WHAT NEEDS TO BE DONE ->
Below is a set of records. Repeat all of them exactly.

SOURCE DATA ->

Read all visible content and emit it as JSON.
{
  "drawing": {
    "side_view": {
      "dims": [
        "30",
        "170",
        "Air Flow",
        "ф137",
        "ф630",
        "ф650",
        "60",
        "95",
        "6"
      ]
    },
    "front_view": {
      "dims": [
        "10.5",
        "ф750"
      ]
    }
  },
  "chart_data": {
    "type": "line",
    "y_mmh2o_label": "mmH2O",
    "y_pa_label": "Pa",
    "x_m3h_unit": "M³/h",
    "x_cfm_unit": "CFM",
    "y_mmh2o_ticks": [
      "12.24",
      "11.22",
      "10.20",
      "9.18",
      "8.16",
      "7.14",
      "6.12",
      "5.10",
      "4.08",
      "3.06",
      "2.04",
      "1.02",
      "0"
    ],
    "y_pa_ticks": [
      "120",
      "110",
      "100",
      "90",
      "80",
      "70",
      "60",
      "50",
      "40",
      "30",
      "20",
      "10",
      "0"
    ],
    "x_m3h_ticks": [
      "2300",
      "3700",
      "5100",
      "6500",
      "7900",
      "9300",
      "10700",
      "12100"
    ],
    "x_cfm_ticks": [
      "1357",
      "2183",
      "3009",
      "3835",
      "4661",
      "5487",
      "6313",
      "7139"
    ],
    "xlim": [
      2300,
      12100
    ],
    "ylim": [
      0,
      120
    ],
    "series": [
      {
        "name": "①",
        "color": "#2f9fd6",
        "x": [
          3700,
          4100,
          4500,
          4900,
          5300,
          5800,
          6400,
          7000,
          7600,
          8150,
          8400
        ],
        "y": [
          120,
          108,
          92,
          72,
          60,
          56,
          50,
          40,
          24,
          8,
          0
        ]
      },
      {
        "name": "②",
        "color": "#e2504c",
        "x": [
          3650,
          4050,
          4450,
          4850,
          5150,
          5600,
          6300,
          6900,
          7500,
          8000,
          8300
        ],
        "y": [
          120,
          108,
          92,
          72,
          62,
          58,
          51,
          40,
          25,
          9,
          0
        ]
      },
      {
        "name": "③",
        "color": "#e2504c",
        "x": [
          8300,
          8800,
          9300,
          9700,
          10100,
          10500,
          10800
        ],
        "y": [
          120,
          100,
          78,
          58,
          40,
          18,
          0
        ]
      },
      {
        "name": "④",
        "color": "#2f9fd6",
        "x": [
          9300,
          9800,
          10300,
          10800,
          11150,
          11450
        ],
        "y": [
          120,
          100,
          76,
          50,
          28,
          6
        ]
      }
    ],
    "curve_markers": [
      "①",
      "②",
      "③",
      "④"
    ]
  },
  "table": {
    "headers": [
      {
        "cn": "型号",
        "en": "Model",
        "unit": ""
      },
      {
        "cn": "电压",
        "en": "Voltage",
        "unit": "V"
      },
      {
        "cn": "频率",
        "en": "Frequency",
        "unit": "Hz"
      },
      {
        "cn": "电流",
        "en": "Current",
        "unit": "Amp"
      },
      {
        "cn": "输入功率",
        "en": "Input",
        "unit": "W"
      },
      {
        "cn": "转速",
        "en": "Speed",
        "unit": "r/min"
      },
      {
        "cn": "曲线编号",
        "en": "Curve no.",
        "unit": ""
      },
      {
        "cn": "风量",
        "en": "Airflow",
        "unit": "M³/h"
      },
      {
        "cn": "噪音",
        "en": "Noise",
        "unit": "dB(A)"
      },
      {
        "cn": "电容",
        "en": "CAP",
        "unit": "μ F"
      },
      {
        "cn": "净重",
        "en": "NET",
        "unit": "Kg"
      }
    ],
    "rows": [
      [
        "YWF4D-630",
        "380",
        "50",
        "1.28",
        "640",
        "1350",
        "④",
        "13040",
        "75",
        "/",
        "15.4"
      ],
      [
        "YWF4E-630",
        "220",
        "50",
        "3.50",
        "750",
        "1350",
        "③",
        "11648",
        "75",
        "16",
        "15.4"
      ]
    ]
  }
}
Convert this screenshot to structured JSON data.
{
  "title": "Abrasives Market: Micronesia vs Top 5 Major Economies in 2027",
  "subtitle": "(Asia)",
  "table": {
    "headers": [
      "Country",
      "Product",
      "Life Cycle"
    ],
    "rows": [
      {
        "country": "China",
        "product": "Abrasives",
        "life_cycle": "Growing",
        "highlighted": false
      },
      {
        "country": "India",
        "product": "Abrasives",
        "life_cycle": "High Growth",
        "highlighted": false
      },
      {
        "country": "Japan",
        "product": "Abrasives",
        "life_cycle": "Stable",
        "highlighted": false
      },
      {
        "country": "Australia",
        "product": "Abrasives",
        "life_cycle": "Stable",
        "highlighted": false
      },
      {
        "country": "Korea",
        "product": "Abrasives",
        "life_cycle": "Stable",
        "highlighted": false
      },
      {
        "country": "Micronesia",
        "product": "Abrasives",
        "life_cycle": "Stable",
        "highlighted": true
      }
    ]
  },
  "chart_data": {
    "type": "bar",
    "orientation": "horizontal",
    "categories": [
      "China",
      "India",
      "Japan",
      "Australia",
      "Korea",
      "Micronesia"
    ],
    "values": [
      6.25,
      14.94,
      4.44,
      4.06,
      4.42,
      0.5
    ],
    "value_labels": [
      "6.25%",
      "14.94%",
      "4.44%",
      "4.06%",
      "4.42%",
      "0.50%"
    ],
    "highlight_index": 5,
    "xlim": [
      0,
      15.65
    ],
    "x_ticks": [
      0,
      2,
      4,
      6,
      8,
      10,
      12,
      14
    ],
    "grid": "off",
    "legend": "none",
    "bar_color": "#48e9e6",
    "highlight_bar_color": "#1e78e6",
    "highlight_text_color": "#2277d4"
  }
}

TASK RESPONSE ->
Read all visible content and emit it as JSON.
{
  "drawing": {
    "side_view": {
      "dims": [
        "30",
        "170",
        "Air Flow",
        "ф137",
        "ф630",
        "ф650",
        "60",
        "95",
        "6"
      ]
    },
    "front_view": {
      "dims": [
        "10.5",
        "ф750"
      ]
    }
  },
  "chart_data": {
    "type": "line",
    "y_mmh2o_label": "mmH2O",
    "y_pa_label": "Pa",
    "x_m3h_unit": "M³/h",
    "x_cfm_unit": "CFM",
    "y_mmh2o_ticks": [
      "12.24",
      "11.22",
      "10.20",
      "9.18",
      "8.16",
      "7.14",
      "6.12",
      "5.10",
      "4.08",
      "3.06",
      "2.04",
      "1.02",
      "0"
    ],
    "y_pa_ticks": [
      "120",
      "110",
      "100",
      "90",
      "80",
      "70",
      "60",
      "50",
      "40",
      "30",
      "20",
      "10",
      "0"
    ],
    "x_m3h_ticks": [
      "2300",
      "3700",
      "5100",
      "6500",
      "7900",
      "9300",
      "10700",
      "12100"
    ],
    "x_cfm_ticks": [
      "1357",
      "2183",
      "3009",
      "3835",
      "4661",
      "5487",
      "6313",
      "7139"
    ],
    "xlim": [
      2300,
      12100
    ],
    "ylim": [
      0,
      120
    ],
    "series": [
      {
        "name": "①",
        "color": "#2f9fd6",
        "x": [
          3700,
          4100,
          4500,
          4900,
          5300,
          5800,
          6400,
          7000,
          7600,
          8150,
          8400
        ],
        "y": [
          120,
          108,
          92,
          72,
          60,
          56,
          50,
          40,
          24,
          8,
          0
        ]
      },
      {
        "name": "②",
        "color": "#e2504c",
        "x": [
          3650,
          4050,
          4450,
          4850,
          5150,
          5600,
          6300,
          6900,
          7500,
          8000,
          8300
        ],
        "y": [
          120,
          108,
          92,
          72,
          62,
          58,
          51,
          40,
          25,
          9,
          0
        ]
      },
      {
        "name": "③",
        "color": "#e2504c",
        "x": [
          8300,
          8800,
          9300,
          9700,
          10100,
          10500,
          10800
        ],
        "y": [
          120,
          100,
          78,
          58,
          40,
          18,
          0
        ]
      },
      {
        "name": "④",
        "color": "#2f9fd6",
        "x": [
          9300,
          9800,
          10300,
          10800,
          11150,
          11450
        ],
        "y": [
          120,
          100,
          76,
          50,
          28,
          6
        ]
      }
    ],
    "curve_markers": [
      "①",
      "②",
      "③",
      "④"
    ]
  },
  "table": {
    "headers": [
      {
        "cn": "型号",
        "en": "Model",
        "unit": ""
      },
      {
        "cn": "电压",
        "en": "Voltage",
        "unit": "V"
      },
      {
        "cn": "频率",
        "en": "Frequency",
        "unit": "Hz"
      },
      {
        "cn": "电流",
        "en": "Current",
        "unit": "Amp"
      },
      {
        "cn": "输入功率",
        "en": "Input",
        "unit": "W"
      },
      {
        "cn": "转速",
        "en": "Speed",
        "unit": "r/min"
      },
      {
        "cn": "曲线编号",
        "en": "Curve no.",
        "unit": ""
      },
      {
        "cn": "风量",
        "en": "Airflow",
        "unit": "M³/h"
      },
      {
        "cn": "噪音",
        "en": "Noise",
        "unit": "dB(A)"
      },
      {
        "cn": "电容",
        "en": "CAP",
        "unit": "μ F"
      },
      {
        "cn": "净重",
        "en": "NET",
        "unit": "Kg"
      }
    ],
    "rows": [
      [
        "YWF4D-630",
        "380",
        "50",
        "1.28",
        "640",
        "1350",
        "④",
        "13040",
        "75",
        "/",
        "15.4"
      ],
      [
        "YWF4E-630",
        "220",
        "50",
        "3.50",
        "750",
        "1350",
        "③",
        "11648",
        "75",
        "16",
        "15.4"
      ]
    ]
  }
}
Convert this screenshot to structured JSON data.
{
  "title": "Abrasives Market: Micronesia vs Top 5 Major Economies in 2027",
  "subtitle": "(Asia)",
  "table": {
    "headers": [
      "Country",
      "Product",
      "Life Cycle"
    ],
    "rows": [
      {
        "country": "China",
        "product": "Abrasives",
        "life_cycle": "Growing",
        "highlighted": false
      },
      {
        "country": "India",
        "product": "Abrasives",
        "life_cycle": "High Growth",
        "highlighted": false
      },
      {
        "country": "Japan",
        "product": "Abrasives",
        "life_cycle": "Stable",
        "highlighted": false
      },
      {
        "country": "Australia",
        "product": "Abrasives",
        "life_cycle": "Stable",
        "highlighted": false
      },
      {
        "country": "Korea",
        "product": "Abrasives",
        "life_cycle": "Stable",
        "highlighted": false
      },
      {
        "country": "Micronesia",
        "product": "Abrasives",
        "life_cycle": "Stable",
        "highlighted": true
      }
    ]
  },
  "chart_data": {
    "type": "bar",
    "orientation": "horizontal",
    "categories": [
      "China",
      "India",
      "Japan",
      "Australia",
      "Korea",
      "Micronesia"
    ],
    "values": [
      6.25,
      14.94,
      4.44,
      4.06,
      4.42,
      0.5
    ],
    "value_labels": [
      "6.25%",
      "14.94%",
      "4.44%",
      "4.06%",
      "4.42%",
      "0.50%"
    ],
    "highlight_index": 5,
    "xlim": [
      0,
      15.65
    ],
    "x_ticks": [
      0,
      2,
      4,
      6,
      8,
      10,
      12,
      14
    ],
    "grid": "off",
    "legend": "none",
    "bar_color": "#48e9e6",
    "highlight_bar_color": "#1e78e6",
    "highlight_text_color": "#2277d4"
  }
}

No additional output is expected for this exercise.